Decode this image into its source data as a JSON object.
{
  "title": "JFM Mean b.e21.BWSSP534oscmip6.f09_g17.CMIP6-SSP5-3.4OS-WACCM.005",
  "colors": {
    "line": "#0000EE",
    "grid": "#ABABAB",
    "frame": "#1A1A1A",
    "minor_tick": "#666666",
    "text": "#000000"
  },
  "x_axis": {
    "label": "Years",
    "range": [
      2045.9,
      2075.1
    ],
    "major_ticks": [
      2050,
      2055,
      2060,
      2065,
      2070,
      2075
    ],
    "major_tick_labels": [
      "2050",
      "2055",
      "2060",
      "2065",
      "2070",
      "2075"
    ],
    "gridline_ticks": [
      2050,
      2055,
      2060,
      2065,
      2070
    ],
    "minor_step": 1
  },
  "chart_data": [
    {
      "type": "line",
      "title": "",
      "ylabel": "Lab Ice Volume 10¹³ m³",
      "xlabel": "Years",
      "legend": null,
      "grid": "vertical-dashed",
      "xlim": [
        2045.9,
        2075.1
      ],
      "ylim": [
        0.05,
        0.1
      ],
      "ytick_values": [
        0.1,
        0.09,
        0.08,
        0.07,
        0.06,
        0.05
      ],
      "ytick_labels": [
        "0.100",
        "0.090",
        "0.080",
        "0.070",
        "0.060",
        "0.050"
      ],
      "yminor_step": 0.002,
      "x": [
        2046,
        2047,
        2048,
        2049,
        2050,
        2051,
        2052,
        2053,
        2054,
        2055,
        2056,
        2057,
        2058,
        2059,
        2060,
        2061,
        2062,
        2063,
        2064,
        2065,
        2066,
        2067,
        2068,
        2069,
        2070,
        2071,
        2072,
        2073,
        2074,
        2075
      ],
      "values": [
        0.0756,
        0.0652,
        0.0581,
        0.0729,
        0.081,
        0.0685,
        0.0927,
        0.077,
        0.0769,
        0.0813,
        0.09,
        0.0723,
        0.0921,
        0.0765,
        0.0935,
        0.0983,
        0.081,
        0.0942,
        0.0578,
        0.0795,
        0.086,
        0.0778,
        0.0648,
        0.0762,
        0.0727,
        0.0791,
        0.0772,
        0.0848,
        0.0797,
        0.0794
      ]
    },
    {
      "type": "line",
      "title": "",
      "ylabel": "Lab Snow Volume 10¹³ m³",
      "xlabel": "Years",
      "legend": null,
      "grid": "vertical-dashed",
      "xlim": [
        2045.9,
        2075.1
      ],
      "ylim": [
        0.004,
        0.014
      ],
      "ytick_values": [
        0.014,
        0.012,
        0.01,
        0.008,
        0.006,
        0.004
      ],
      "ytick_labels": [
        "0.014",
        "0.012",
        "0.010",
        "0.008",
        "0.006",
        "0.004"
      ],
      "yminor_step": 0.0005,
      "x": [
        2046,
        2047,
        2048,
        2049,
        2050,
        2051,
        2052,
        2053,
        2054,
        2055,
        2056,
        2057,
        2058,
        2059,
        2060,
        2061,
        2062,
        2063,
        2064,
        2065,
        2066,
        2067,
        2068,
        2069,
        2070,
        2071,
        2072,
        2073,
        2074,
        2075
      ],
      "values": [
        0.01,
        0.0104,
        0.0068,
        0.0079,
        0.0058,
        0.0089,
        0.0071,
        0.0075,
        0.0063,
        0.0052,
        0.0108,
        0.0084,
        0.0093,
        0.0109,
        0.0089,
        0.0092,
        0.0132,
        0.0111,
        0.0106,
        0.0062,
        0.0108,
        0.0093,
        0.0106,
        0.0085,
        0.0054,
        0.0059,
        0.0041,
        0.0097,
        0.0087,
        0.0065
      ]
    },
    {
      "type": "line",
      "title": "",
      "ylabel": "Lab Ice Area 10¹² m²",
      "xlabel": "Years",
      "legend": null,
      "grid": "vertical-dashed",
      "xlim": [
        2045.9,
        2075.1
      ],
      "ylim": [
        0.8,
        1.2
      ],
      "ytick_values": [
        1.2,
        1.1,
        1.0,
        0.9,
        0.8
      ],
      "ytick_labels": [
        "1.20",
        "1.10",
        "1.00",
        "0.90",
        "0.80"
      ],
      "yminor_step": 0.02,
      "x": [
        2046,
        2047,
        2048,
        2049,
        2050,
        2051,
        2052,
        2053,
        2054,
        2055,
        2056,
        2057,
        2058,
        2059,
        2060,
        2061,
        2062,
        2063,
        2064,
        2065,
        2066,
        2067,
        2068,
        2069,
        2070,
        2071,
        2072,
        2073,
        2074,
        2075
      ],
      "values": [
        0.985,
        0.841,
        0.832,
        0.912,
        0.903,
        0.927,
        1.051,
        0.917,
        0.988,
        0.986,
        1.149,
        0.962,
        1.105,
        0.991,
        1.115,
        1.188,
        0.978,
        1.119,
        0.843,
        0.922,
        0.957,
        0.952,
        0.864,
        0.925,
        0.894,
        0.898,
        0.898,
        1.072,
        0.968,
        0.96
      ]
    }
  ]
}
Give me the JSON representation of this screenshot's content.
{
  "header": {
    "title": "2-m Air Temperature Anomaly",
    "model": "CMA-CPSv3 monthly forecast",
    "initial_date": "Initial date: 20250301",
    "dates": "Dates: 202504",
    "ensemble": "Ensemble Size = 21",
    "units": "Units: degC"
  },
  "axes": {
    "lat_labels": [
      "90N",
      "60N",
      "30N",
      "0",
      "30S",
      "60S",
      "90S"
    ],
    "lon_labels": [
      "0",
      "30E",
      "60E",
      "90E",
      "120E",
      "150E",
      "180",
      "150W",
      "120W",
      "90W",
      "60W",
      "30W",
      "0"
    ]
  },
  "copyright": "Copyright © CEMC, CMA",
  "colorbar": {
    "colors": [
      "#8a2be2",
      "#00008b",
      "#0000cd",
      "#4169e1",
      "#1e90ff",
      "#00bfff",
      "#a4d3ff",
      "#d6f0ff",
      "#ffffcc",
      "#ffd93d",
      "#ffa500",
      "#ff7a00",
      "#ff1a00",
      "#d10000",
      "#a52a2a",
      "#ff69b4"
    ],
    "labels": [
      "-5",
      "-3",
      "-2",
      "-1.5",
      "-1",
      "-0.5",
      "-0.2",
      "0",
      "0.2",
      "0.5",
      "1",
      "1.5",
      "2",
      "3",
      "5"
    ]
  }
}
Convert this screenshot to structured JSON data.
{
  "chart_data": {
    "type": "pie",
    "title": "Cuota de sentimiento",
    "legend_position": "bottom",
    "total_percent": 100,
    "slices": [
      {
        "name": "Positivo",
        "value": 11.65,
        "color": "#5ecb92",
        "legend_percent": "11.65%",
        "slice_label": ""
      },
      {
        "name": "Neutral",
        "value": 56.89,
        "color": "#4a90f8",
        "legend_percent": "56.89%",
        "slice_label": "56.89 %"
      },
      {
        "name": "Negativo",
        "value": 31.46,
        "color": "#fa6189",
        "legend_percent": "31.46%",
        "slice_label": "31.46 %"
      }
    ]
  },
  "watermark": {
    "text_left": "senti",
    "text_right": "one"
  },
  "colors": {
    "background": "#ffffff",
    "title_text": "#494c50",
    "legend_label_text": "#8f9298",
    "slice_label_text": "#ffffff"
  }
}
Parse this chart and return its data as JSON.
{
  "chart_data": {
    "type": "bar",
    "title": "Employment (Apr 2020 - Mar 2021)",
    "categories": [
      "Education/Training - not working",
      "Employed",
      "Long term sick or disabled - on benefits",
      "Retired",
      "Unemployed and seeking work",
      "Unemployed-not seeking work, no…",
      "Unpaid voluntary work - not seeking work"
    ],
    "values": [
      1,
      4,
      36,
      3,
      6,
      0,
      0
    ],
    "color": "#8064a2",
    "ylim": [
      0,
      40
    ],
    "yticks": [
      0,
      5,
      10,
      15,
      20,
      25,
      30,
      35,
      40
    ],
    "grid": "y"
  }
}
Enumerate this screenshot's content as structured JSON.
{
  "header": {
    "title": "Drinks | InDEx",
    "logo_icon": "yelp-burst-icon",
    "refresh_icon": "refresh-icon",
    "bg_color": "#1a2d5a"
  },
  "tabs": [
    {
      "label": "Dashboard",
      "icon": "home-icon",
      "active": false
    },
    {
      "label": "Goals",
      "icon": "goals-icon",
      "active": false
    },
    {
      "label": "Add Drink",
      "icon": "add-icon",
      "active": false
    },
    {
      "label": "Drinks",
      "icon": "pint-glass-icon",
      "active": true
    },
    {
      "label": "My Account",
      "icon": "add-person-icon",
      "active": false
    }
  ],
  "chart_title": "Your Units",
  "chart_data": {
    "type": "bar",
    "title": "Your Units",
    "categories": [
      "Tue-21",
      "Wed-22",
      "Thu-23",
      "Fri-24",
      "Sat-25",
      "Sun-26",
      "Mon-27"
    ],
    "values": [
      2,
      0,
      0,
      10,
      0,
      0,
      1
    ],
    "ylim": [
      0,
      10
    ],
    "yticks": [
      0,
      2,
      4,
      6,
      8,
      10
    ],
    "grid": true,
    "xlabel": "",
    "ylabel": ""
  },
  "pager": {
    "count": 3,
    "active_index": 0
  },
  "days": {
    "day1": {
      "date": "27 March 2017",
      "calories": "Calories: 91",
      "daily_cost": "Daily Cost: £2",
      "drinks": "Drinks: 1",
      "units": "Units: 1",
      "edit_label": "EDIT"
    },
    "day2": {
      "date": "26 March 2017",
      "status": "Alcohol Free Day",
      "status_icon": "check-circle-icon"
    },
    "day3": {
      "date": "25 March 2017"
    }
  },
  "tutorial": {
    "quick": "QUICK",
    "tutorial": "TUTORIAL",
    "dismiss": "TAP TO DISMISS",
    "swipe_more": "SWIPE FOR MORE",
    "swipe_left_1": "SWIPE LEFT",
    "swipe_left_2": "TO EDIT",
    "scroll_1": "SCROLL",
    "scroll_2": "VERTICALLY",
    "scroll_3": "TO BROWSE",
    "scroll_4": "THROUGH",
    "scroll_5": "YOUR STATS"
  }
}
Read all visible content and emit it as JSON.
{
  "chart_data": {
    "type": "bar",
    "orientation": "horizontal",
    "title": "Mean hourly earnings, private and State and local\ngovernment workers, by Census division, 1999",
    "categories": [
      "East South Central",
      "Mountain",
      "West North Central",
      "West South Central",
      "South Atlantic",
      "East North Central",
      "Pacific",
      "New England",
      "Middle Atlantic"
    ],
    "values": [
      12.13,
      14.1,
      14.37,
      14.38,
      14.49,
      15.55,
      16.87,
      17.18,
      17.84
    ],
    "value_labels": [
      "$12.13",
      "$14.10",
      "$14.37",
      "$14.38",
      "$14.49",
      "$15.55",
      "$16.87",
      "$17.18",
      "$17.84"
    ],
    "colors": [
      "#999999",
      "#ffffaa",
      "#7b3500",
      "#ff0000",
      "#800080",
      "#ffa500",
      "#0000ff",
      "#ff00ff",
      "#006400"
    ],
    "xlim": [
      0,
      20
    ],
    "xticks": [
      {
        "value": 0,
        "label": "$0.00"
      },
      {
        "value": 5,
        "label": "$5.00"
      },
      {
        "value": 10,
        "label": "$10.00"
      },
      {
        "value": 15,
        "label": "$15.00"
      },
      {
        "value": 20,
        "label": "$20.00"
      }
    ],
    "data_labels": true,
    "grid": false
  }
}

• **Exercise prompt**: Going through the lines above one by one, tally those with the word "Mean" and give only the total.

• **Problem solution**: 2